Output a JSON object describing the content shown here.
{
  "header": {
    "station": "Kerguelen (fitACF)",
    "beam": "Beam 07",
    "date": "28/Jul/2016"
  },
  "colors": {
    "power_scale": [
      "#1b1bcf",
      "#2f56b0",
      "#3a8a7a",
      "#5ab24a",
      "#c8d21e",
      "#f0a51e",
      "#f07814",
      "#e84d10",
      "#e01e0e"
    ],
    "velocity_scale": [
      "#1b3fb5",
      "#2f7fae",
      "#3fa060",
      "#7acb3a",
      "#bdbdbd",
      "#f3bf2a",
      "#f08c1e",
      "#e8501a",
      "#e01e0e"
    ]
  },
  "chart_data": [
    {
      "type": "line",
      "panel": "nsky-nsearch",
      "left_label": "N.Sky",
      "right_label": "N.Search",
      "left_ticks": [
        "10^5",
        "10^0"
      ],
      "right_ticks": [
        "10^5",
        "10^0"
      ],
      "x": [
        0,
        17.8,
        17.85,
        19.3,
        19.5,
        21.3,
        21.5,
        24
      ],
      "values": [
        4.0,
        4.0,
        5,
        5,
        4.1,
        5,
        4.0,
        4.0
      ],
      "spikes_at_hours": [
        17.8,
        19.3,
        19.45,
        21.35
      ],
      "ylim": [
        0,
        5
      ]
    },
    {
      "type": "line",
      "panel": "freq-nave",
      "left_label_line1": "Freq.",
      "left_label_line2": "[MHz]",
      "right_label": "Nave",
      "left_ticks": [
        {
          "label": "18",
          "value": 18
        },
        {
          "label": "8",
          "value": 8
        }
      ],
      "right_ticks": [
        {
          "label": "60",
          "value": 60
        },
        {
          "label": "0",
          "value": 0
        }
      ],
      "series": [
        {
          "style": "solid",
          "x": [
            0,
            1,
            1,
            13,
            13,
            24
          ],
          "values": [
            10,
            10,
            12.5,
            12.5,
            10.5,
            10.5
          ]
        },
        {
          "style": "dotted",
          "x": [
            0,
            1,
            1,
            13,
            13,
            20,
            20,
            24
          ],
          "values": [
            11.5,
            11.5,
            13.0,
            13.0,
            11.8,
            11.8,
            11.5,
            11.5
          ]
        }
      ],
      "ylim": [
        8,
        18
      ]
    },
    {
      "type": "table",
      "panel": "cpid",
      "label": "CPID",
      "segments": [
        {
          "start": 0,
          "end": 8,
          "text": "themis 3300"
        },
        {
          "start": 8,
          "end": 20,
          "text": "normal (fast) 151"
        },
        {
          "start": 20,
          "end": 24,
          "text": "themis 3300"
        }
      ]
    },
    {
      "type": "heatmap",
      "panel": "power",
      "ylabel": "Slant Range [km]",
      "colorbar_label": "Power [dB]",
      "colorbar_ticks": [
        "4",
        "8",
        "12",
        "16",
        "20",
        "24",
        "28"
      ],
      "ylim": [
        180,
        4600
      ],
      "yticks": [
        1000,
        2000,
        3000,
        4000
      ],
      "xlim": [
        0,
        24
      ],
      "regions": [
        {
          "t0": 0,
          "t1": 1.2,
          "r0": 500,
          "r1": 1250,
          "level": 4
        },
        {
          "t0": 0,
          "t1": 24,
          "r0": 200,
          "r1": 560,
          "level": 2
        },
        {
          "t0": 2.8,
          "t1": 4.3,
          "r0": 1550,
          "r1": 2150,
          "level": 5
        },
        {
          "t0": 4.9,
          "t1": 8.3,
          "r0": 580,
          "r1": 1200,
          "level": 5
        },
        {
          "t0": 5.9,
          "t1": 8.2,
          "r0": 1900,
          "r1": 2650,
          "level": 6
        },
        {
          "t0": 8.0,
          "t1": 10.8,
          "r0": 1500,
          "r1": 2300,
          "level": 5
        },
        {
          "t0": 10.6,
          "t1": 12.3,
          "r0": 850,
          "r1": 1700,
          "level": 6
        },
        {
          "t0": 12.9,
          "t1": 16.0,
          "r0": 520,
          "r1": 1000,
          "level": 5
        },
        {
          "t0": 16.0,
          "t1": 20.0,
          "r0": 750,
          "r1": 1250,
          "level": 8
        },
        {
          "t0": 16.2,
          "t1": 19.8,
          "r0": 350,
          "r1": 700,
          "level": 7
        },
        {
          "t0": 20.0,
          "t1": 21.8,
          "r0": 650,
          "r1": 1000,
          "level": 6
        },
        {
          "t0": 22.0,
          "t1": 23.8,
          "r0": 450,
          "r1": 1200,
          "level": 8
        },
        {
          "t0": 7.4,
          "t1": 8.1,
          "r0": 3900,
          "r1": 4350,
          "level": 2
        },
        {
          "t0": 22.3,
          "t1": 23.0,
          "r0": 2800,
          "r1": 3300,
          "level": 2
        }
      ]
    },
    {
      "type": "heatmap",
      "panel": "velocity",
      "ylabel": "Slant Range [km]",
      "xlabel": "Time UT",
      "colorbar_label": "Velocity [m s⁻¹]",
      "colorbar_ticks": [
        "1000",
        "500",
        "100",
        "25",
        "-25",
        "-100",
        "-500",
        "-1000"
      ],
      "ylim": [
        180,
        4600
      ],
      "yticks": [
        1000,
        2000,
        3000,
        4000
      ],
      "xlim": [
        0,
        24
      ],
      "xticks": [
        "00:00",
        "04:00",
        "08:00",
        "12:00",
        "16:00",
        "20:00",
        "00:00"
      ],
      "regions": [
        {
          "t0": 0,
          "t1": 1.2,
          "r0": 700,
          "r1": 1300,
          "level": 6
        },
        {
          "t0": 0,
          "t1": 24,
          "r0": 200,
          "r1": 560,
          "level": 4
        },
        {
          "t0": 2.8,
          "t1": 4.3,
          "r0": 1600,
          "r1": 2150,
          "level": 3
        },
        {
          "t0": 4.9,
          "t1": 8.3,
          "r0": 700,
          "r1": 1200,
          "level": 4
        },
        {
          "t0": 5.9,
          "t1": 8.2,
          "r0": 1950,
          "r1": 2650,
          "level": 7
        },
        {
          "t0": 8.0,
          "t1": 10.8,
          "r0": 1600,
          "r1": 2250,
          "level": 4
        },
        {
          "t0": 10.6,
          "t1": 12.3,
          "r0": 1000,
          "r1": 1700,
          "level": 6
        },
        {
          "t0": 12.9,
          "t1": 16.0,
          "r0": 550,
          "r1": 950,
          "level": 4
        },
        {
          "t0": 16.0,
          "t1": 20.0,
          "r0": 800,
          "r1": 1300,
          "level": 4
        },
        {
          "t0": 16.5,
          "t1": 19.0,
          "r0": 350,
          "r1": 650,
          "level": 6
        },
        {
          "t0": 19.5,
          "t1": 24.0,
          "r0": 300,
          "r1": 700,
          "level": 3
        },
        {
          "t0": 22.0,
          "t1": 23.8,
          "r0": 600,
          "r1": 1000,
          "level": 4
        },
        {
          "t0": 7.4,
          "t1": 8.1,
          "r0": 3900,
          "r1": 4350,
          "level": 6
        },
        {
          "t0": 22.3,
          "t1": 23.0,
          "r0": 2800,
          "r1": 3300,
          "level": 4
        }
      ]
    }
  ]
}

===============

* [OBJECTIVE]: The entries above should be repeated exactly, every one of them.

* [SOLUTION TO THE PROBLEM]:
Output a JSON object describing the content shown here.
{
  "header": {
    "station": "Kerguelen (fitACF)",
    "beam": "Beam 07",
    "date": "28/Jul/2016"
  },
  "colors": {
    "power_scale": [
      "#1b1bcf",
      "#2f56b0",
      "#3a8a7a",
      "#5ab24a",
      "#c8d21e",
      "#f0a51e",
      "#f07814",
      "#e84d10",
      "#e01e0e"
    ],
    "velocity_scale": [
      "#1b3fb5",
      "#2f7fae",
      "#3fa060",
      "#7acb3a",
      "#bdbdbd",
      "#f3bf2a",
      "#f08c1e",
      "#e8501a",
      "#e01e0e"
    ]
  },
  "chart_data": [
    {
      "type": "line",
      "panel": "nsky-nsearch",
      "left_label": "N.Sky",
      "right_label": "N.Search",
      "left_ticks": [
        "10^5",
        "10^0"
      ],
      "right_ticks": [
        "10^5",
        "10^0"
      ],
      "x": [
        0,
        17.8,
        17.85,
        19.3,
        19.5,
        21.3,
        21.5,
        24
      ],
      "values": [
        4.0,
        4.0,
        5,
        5,
        4.1,
        5,
        4.0,
        4.0
      ],
      "spikes_at_hours": [
        17.8,
        19.3,
        19.45,
        21.35
      ],
      "ylim": [
        0,
        5
      ]
    },
    {
      "type": "line",
      "panel": "freq-nave",
      "left_label_line1": "Freq.",
      "left_label_line2": "[MHz]",
      "right_label": "Nave",
      "left_ticks": [
        {
          "label": "18",
          "value": 18
        },
        {
          "label": "8",
          "value": 8
        }
      ],
      "right_ticks": [
        {
          "label": "60",
          "value": 60
        },
        {
          "label": "0",
          "value": 0
        }
      ],
      "series": [
        {
          "style": "solid",
          "x": [
            0,
            1,
            1,
            13,
            13,
            24
          ],
          "values": [
            10,
            10,
            12.5,
            12.5,
            10.5,
            10.5
          ]
        },
        {
          "style": "dotted",
          "x": [
            0,
            1,
            1,
            13,
            13,
            20,
            20,
            24
          ],
          "values": [
            11.5,
            11.5,
            13.0,
            13.0,
            11.8,
            11.8,
            11.5,
            11.5
          ]
        }
      ],
      "ylim": [
        8,
        18
      ]
    },
    {
      "type": "table",
      "panel": "cpid",
      "label": "CPID",
      "segments": [
        {
          "start": 0,
          "end": 8,
          "text": "themis 3300"
        },
        {
          "start": 8,
          "end": 20,
          "text": "normal (fast) 151"
        },
        {
          "start": 20,
          "end": 24,
          "text": "themis 3300"
        }
      ]
    },
    {
      "type": "heatmap",
      "panel": "power",
      "ylabel": "Slant Range [km]",
      "colorbar_label": "Power [dB]",
      "colorbar_ticks": [
        "4",
        "8",
        "12",
        "16",
        "20",
        "24",
        "28"
      ],
      "ylim": [
        180,
        4600
      ],
      "yticks": [
        1000,
        2000,
        3000,
        4000
      ],
      "xlim": [
        0,
        24
      ],
      "regions": [
        {
          "t0": 0,
          "t1": 1.2,
          "r0": 500,
          "r1": 1250,
          "level": 4
        },
        {
          "t0": 0,
          "t1": 24,
          "r0": 200,
          "r1": 560,
          "level": 2
        },
        {
          "t0": 2.8,
          "t1": 4.3,
          "r0": 1550,
          "r1": 2150,
          "level": 5
        },
        {
          "t0": 4.9,
          "t1": 8.3,
          "r0": 580,
          "r1": 1200,
          "level": 5
        },
        {
          "t0": 5.9,
          "t1": 8.2,
          "r0": 1900,
          "r1": 2650,
          "level": 6
        },
        {
          "t0": 8.0,
          "t1": 10.8,
          "r0": 1500,
          "r1": 2300,
          "level": 5
        },
        {
          "t0": 10.6,
          "t1": 12.3,
          "r0": 850,
          "r1": 1700,
          "level": 6
        },
        {
          "t0": 12.9,
          "t1": 16.0,
          "r0": 520,
          "r1": 1000,
          "level": 5
        },
        {
          "t0": 16.0,
          "t1": 20.0,
          "r0": 750,
          "r1": 1250,
          "level": 8
        },
        {
          "t0": 16.2,
          "t1": 19.8,
          "r0": 350,
          "r1": 700,
          "level": 7
        },
        {
          "t0": 20.0,
          "t1": 21.8,
          "r0": 650,
          "r1": 1000,
          "level": 6
        },
        {
          "t0": 22.0,
          "t1": 23.8,
          "r0": 450,
          "r1": 1200,
          "level": 8
        },
        {
          "t0": 7.4,
          "t1": 8.1,
          "r0": 3900,
          "r1": 4350,
          "level": 2
        },
        {
          "t0": 22.3,
          "t1": 23.0,
          "r0": 2800,
          "r1": 3300,
          "level": 2
        }
      ]
    },
    {
      "type": "heatmap",
      "panel": "velocity",
      "ylabel": "Slant Range [km]",
      "xlabel": "Time UT",
      "colorbar_label": "Velocity [m s⁻¹]",
      "colorbar_ticks": [
        "1000",
        "500",
        "100",
        "25",
        "-25",
        "-100",
        "-500",
        "-1000"
      ],
      "ylim": [
        180,
        4600
      ],
      "yticks": [
        1000,
        2000,
        3000,
        4000
      ],
      "xlim": [
        0,
        24
      ],
      "xticks": [
        "00:00",
        "04:00",
        "08:00",
        "12:00",
        "16:00",
        "20:00",
        "00:00"
      ],
      "regions": [
        {
          "t0": 0,
          "t1": 1.2,
          "r0": 700,
          "r1": 1300,
          "level": 6
        },
        {
          "t0": 0,
          "t1": 24,
          "r0": 200,
          "r1": 560,
          "level": 4
        },
        {
          "t0": 2.8,
          "t1": 4.3,
          "r0": 1600,
          "r1": 2150,
          "level": 3
        },
        {
          "t0": 4.9,
          "t1": 8.3,
          "r0": 700,
          "r1": 1200,
          "level": 4
        },
        {
          "t0": 5.9,
          "t1": 8.2,
          "r0": 1950,
          "r1": 2650,
          "level": 7
        },
        {
          "t0": 8.0,
          "t1": 10.8,
          "r0": 1600,
          "r1": 2250,
          "level": 4
        },
        {
          "t0": 10.6,
          "t1": 12.3,
          "r0": 1000,
          "r1": 1700,
          "level": 6
        },
        {
          "t0": 12.9,
          "t1": 16.0,
          "r0": 550,
          "r1": 950,
          "level": 4
        },
        {
          "t0": 16.0,
          "t1": 20.0,
          "r0": 800,
          "r1": 1300,
          "level": 4
        },
        {
          "t0": 16.5,
          "t1": 19.0,
          "r0": 350,
          "r1": 650,
          "level": 6
        },
        {
          "t0": 19.5,
          "t1": 24.0,
          "r0": 300,
          "r1": 700,
          "level": 3
        },
        {
          "t0": 22.0,
          "t1": 23.8,
          "r0": 600,
          "r1": 1000,
          "level": 4
        },
        {
          "t0": 7.4,
          "t1": 8.1,
          "r0": 3900,
          "r1": 4350,
          "level": 6
        },
        {
          "t0": 22.3,
          "t1": 23.0,
          "r0": 2800,
          "r1": 3300,
          "level": 4
        }
      ]
    }
  ]
}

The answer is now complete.